▶ [Stated task] Repeat the whole listing below, word for word.

▶ [Given records]
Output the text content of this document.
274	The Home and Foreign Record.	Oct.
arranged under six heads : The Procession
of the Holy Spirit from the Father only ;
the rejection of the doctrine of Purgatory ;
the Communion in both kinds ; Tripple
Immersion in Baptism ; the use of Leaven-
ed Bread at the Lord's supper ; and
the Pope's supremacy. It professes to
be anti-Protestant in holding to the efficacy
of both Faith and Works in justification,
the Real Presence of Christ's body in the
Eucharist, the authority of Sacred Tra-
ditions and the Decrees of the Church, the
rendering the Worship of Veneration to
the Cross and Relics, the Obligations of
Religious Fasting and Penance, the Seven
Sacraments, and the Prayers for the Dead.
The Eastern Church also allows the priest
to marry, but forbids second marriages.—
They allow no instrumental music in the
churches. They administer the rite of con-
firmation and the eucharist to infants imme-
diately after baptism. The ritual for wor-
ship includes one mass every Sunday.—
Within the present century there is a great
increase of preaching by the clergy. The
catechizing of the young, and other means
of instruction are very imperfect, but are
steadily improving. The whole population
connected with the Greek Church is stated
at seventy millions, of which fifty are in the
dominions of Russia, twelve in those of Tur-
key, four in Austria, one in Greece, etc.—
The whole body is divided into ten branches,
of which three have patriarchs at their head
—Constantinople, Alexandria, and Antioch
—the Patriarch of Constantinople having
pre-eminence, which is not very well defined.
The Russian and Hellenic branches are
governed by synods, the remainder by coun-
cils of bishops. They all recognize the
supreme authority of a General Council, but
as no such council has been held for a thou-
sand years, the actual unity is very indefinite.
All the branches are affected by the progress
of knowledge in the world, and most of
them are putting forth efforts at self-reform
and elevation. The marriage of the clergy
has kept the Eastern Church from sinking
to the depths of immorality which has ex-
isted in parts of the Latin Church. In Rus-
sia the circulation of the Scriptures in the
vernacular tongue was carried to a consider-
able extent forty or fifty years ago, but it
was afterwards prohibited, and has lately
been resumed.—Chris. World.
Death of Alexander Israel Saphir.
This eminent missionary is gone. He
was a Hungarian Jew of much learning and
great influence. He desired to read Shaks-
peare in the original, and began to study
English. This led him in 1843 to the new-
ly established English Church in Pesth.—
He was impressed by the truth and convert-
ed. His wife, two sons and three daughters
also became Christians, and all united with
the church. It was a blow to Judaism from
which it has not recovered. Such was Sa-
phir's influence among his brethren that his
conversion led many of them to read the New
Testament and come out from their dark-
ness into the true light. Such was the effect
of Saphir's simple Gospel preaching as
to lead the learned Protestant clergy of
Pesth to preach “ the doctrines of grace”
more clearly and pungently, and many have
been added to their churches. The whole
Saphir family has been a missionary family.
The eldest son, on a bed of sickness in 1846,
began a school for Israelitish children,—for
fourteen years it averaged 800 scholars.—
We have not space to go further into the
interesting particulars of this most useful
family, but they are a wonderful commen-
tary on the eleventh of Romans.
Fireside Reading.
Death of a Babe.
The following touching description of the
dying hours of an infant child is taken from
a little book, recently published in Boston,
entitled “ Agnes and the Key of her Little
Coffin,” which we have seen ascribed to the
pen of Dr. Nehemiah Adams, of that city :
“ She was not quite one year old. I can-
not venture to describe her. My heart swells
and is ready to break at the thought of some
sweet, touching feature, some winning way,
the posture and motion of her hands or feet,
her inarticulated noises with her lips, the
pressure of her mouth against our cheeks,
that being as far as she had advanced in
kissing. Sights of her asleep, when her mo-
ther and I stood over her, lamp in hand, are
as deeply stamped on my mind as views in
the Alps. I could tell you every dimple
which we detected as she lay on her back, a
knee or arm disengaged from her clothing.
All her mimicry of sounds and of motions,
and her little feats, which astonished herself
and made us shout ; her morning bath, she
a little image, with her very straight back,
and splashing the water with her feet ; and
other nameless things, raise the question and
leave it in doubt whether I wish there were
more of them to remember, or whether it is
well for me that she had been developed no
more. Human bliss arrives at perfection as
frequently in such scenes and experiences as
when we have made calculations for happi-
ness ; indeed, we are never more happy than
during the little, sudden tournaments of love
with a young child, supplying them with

▶ [Written solution]
Output the text content of this document.
274	The Home and Foreign Record.	Oct.
arranged under six heads : The Procession
of the Holy Spirit from the Father only ;
the rejection of the doctrine of Purgatory ;
the Communion in both kinds ; Tripple
Immersion in Baptism ; the use of Leaven-
ed Bread at the Lord's supper ; and
the Pope's supremacy. It professes to
be anti-Protestant in holding to the efficacy
of both Faith and Works in justification,
the Real Presence of Christ's body in the
Eucharist, the authority of Sacred Tra-
ditions and the Decrees of the Church, the
rendering the Worship of Veneration to
the Cross and Relics, the Obligations of
Religious Fasting and Penance, the Seven
Sacraments, and the Prayers for the Dead.
The Eastern Church also allows the priest
to marry, but forbids second marriages.—
They allow no instrumental music in the
churches. They administer the rite of con-
firmation and the eucharist to infants imme-
diately after baptism. The ritual for wor-
ship includes one mass every Sunday.—
Within the present century there is a great
increase of preaching by the clergy. The
catechizing of the young, and other means
of instruction are very imperfect, but are
steadily improving. The whole population
connected with the Greek Church is stated
at seventy millions, of which fifty are in the
dominions of Russia, twelve in those of Tur-
key, four in Austria, one in Greece, etc.—
The whole body is divided into ten branches,
of which three have patriarchs at their head
—Constantinople, Alexandria, and Antioch
—the Patriarch of Constantinople having
pre-eminence, which is not very well defined.
The Russian and Hellenic branches are
governed by synods, the remainder by coun-
cils of bishops. They all recognize the
supreme authority of a General Council, but
as no such council has been held for a thou-
sand years, the actual unity is very indefinite.
All the branches are affected by the progress
of knowledge in the world, and most of
them are putting forth efforts at self-reform
and elevation. The marriage of the clergy
has kept the Eastern Church from sinking
to the depths of immorality which has ex-
isted in parts of the Latin Church. In Rus-
sia the circulation of the Scriptures in the
vernacular tongue was carried to a consider-
able extent forty or fifty years ago, but it
was afterwards prohibited, and has lately
been resumed.—Chris. World.
Death of Alexander Israel Saphir.
This eminent missionary is gone. He
was a Hungarian Jew of much learning and
great influence. He desired to read Shaks-
peare in the original, and began to study
English. This led him in 1843 to the new-
ly established English Church in Pesth.—
He was impressed by the truth and convert-
ed. His wife, two sons and three daughters
also became Christians, and all united with
the church. It was a blow to Judaism from
which it has not recovered. Such was Sa-
phir's influence among his brethren that his
conversion led many of them to read the New
Testament and come out from their dark-
ness into the true light. Such was the effect
of Saphir's simple Gospel preaching as
to lead the learned Protestant clergy of
Pesth to preach “ the doctrines of grace”
more clearly and pungently, and many have
been added to their churches. The whole
Saphir family has been a missionary family.
The eldest son, on a bed of sickness in 1846,
began a school for Israelitish children,—for
fourteen years it averaged 800 scholars.—
We have not space to go further into the
interesting particulars of this most useful
family, but they are a wonderful commen-
tary on the eleventh of Romans.
Fireside Reading.
Death of a Babe.
The following touching description of the
dying hours of an infant child is taken from
a little book, recently published in Boston,
entitled “ Agnes and the Key of her Little
Coffin,” which we have seen ascribed to the
pen of Dr. Nehemiah Adams, of that city :
“ She was not quite one year old. I can-
not venture to describe her. My heart swells
and is ready to break at the thought of some
sweet, touching feature, some winning way,
the posture and motion of her hands or feet,
her inarticulated noises with her lips, the
pressure of her mouth against our cheeks,
that being as far as she had advanced in
kissing. Sights of her asleep, when her mo-
ther and I stood over her, lamp in hand, are
as deeply stamped on my mind as views in
the Alps. I could tell you every dimple
which we detected as she lay on her back, a
knee or arm disengaged from her clothing.
All her mimicry of sounds and of motions,
and her little feats, which astonished herself
and made us shout ; her morning bath, she
a little image, with her very straight back,
and splashing the water with her feet ; and
other nameless things, raise the question and
leave it in doubt whether I wish there were
more of them to remember, or whether it is
well for me that she had been developed no
more. Human bliss arrives at perfection as
frequently in such scenes and experiences as
when we have made calculations for happi-
ness ; indeed, we are never more happy than
during the little, sudden tournaments of love
with a young child, supplying them with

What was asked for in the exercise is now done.